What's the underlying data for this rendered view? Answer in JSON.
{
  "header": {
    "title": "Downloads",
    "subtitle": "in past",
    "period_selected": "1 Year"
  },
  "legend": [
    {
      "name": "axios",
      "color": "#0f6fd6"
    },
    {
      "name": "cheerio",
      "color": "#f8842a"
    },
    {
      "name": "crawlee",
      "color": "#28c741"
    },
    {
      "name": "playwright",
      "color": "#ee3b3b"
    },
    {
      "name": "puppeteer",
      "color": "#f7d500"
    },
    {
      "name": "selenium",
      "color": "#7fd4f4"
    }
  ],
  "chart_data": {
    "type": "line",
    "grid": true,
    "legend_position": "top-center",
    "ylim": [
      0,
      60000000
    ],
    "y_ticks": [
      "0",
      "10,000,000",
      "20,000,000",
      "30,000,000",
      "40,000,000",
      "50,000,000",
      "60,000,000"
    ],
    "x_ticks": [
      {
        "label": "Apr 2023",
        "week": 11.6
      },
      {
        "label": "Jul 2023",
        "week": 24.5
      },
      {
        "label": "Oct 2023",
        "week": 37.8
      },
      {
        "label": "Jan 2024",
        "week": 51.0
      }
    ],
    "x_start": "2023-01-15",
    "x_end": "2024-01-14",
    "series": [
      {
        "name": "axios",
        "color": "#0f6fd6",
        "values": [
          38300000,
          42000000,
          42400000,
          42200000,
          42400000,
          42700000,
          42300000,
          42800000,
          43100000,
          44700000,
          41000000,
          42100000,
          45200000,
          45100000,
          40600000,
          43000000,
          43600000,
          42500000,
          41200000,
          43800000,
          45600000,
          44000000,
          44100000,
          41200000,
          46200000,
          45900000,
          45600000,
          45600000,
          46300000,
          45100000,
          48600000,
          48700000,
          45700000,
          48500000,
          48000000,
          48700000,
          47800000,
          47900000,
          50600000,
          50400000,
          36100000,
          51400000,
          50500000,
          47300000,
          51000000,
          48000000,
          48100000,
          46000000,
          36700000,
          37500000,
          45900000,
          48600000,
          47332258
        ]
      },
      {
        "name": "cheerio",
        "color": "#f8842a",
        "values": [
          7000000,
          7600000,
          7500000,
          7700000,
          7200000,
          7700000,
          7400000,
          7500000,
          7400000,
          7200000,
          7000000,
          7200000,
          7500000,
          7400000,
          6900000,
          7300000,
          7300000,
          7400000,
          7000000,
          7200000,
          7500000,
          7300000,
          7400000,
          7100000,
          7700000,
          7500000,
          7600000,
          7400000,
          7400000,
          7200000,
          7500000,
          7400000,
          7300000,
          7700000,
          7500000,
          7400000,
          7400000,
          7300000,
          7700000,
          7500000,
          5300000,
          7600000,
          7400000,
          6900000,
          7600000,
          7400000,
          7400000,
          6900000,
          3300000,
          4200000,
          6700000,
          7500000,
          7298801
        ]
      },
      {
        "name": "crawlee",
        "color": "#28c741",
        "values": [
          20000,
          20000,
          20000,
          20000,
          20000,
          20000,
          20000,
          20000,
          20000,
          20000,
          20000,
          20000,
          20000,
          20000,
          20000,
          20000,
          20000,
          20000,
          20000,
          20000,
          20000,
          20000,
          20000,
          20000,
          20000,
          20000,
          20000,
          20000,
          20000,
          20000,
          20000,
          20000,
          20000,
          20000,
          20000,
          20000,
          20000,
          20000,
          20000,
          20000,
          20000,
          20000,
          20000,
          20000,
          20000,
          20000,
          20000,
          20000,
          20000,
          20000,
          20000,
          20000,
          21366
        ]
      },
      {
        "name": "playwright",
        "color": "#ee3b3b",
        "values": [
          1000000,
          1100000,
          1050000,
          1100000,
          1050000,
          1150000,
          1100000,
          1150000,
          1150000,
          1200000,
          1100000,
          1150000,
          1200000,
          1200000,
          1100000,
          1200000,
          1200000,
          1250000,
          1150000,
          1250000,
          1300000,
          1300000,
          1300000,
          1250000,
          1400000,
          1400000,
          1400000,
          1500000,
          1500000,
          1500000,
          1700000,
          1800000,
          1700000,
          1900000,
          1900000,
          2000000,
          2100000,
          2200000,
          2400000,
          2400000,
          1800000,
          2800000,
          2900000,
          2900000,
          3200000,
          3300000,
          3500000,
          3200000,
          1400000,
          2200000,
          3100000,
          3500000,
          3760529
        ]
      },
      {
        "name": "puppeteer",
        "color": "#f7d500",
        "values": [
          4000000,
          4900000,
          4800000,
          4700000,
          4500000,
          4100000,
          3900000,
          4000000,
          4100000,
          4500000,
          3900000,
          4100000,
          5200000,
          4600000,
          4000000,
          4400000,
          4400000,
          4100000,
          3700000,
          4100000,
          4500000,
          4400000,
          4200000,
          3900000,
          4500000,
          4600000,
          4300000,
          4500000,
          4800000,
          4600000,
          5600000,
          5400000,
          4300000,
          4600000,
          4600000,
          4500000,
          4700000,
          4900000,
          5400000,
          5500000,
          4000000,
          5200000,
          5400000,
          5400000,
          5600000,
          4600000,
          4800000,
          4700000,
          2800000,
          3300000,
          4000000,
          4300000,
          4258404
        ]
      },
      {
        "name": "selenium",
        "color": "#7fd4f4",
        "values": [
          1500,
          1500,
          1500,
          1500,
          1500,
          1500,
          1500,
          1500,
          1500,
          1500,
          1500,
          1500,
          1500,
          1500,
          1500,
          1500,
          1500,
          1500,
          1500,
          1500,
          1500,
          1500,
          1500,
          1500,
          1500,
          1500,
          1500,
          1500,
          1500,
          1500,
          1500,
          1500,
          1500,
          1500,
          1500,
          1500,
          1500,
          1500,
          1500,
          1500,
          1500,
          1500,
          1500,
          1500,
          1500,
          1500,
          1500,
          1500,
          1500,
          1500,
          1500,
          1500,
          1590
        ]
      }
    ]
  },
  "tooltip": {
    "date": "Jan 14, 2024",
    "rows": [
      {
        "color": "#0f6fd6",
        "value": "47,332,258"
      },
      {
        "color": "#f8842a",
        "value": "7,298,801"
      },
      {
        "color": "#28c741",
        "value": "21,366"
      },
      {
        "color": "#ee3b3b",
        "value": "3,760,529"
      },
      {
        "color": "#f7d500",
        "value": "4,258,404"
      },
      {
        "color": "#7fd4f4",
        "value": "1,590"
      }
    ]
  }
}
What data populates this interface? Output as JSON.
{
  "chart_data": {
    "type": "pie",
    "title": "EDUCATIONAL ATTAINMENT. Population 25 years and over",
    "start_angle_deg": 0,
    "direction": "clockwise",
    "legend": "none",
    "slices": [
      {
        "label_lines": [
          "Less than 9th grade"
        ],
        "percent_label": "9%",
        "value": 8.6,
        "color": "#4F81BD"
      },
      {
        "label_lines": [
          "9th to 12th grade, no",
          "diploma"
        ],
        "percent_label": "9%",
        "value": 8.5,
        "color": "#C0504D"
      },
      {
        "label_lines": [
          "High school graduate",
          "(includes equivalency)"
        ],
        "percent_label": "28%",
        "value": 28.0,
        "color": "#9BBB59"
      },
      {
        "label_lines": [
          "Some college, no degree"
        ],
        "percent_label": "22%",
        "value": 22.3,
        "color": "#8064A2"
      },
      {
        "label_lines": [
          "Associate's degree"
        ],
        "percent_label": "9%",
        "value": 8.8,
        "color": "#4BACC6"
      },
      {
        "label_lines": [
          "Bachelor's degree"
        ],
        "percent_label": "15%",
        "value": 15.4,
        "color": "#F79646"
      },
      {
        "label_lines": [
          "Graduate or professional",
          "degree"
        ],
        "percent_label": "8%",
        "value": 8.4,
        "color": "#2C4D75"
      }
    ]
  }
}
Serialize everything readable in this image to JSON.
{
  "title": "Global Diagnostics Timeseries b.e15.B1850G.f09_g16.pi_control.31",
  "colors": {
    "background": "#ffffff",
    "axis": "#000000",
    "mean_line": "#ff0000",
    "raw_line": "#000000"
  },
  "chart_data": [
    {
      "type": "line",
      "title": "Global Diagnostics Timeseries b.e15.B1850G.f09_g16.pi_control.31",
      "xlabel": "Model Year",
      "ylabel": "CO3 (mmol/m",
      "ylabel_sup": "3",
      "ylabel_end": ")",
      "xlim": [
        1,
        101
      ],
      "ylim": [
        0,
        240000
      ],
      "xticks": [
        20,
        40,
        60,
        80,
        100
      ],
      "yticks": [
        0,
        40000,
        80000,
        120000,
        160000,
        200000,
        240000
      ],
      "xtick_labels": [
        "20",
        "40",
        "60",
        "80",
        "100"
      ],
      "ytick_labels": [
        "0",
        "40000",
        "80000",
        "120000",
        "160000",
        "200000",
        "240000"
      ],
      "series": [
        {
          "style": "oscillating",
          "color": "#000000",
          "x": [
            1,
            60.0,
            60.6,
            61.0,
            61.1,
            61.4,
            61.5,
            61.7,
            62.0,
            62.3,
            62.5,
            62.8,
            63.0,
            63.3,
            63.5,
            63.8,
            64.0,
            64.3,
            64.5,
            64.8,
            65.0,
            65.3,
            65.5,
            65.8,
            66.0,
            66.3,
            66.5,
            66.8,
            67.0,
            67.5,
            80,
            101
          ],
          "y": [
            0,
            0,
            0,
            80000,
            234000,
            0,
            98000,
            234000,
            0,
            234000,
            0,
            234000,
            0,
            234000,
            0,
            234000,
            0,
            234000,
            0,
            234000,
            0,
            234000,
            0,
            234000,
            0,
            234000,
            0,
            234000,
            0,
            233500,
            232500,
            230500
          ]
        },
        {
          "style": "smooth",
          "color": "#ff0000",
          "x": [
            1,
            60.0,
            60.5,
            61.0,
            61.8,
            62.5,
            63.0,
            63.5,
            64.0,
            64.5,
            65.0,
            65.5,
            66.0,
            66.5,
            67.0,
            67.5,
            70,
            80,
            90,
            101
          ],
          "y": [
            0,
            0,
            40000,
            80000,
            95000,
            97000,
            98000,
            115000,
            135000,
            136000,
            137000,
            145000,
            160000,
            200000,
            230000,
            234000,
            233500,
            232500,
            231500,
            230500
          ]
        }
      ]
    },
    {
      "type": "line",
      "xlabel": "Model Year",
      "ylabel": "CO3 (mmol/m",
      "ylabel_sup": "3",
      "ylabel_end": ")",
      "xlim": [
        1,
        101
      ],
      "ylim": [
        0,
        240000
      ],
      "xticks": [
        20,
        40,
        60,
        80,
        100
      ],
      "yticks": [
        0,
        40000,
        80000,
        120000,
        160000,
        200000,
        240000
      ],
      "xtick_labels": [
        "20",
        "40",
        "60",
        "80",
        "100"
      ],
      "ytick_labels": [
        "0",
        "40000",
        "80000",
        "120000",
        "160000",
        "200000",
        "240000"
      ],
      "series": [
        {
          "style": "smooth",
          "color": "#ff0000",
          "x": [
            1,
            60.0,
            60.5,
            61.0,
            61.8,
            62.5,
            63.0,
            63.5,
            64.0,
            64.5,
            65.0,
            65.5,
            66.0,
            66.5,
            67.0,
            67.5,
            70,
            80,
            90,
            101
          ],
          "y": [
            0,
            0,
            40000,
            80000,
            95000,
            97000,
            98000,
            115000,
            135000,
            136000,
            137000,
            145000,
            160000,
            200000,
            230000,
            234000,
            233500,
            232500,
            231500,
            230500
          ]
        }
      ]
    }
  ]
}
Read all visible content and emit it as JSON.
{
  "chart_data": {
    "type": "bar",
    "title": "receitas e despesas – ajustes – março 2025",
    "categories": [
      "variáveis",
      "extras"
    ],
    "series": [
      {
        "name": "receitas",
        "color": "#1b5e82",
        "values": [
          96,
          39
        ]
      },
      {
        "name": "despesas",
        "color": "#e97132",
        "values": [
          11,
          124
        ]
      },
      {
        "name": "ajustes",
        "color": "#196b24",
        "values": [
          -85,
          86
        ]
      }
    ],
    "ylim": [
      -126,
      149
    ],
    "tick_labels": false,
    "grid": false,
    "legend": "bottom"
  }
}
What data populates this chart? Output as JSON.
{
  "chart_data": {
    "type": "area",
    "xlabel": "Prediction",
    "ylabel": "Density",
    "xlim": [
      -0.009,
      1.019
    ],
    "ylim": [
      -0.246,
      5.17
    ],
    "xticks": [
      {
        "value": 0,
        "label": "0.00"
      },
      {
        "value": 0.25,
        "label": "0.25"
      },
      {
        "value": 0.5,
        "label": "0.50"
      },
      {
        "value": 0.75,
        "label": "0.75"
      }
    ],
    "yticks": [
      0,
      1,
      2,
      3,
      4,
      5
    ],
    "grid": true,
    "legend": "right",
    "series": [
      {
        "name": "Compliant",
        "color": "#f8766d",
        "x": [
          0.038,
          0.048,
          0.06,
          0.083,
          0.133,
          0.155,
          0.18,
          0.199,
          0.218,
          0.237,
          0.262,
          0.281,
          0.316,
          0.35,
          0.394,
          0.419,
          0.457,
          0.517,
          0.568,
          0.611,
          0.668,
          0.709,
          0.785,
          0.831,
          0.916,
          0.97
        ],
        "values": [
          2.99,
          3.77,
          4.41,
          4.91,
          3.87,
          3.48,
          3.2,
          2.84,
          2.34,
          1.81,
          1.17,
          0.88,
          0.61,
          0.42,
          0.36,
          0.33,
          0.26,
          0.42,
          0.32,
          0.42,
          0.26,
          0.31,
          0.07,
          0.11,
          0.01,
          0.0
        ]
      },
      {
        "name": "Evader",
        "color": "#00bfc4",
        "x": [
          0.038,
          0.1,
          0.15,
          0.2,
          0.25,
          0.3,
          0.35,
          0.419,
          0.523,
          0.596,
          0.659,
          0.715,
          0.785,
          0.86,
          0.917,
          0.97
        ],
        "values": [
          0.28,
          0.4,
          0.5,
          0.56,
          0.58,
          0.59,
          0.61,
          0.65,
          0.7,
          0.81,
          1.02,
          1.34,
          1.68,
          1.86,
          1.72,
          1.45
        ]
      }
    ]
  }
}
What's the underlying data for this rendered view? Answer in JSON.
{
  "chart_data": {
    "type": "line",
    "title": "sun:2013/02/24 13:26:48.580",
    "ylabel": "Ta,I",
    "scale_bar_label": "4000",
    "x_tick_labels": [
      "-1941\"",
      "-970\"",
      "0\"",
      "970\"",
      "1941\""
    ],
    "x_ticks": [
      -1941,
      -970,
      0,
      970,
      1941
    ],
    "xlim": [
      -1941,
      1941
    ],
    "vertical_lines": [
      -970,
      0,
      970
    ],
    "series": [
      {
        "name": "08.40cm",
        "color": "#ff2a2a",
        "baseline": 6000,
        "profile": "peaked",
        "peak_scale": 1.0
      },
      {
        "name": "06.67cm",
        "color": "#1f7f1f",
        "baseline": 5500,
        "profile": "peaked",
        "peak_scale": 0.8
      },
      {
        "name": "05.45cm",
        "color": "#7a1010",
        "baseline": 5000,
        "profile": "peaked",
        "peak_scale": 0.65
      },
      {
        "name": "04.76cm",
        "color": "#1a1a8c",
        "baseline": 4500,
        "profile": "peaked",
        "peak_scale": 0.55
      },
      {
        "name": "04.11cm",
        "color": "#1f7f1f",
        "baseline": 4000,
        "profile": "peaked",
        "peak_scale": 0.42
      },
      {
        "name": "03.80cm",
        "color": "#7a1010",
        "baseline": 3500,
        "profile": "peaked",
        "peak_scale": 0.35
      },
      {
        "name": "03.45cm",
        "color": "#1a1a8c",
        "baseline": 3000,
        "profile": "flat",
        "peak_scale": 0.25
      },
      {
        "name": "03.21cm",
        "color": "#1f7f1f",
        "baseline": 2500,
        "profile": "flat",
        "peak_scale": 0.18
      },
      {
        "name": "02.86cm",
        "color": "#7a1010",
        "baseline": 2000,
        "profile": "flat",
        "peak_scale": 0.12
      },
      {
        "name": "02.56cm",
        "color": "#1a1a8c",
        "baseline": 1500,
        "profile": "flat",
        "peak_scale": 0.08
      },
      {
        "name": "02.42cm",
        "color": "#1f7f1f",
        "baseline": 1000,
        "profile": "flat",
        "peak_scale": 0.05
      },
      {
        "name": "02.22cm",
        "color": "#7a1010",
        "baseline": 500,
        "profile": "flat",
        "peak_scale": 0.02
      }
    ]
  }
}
———
Search the lines above for the string "this" and copy each line that has it.

### Final result
What's the underlying data for this rendered view? Answer in JSON.
What data populates this interface? Output as JSON.
Serialize everything readable in this image to JSON.
What data populates this chart? Output as JSON.
What's the underlying data for this rendered view? Answer in JSON.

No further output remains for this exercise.